-- begin INPUT MATERIAL --
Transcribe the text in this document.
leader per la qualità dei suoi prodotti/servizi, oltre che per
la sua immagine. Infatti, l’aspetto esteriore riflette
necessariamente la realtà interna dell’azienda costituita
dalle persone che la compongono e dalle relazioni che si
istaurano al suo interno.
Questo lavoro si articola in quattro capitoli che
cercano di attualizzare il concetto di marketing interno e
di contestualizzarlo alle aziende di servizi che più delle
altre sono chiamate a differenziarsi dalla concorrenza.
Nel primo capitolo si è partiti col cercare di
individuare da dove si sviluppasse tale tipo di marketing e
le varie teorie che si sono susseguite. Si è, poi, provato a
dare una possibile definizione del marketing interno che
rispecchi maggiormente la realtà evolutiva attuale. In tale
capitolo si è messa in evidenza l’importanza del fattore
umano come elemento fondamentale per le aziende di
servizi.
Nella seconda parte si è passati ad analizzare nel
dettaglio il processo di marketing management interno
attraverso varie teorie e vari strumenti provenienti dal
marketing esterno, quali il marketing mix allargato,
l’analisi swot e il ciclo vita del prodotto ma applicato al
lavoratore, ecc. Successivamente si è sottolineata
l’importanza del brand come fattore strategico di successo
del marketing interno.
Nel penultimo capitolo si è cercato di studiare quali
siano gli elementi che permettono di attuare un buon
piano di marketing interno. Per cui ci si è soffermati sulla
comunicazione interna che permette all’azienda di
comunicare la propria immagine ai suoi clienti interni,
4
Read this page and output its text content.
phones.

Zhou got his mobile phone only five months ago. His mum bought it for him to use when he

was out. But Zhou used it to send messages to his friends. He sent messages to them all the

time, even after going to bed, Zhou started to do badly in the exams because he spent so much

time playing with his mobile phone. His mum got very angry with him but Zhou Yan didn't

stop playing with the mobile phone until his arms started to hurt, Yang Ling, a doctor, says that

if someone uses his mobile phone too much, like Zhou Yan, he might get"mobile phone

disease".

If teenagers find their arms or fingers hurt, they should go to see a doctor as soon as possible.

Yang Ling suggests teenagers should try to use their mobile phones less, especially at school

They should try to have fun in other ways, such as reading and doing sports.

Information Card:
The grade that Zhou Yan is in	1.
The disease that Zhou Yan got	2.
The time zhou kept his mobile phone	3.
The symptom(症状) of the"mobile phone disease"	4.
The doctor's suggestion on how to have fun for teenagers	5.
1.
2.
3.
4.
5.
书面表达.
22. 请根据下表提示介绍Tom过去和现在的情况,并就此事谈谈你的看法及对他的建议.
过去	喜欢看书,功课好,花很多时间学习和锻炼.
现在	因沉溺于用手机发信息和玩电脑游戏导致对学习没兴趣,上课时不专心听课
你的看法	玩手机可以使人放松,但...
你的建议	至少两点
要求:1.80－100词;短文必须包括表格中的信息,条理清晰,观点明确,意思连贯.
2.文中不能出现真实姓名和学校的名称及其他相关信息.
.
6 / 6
-- end INPUT MATERIAL --
> _EXERCISE INSTRUCTIONS_
Report only how many lines in the entries contain "doctor".

> _ANSWER BELOW_
3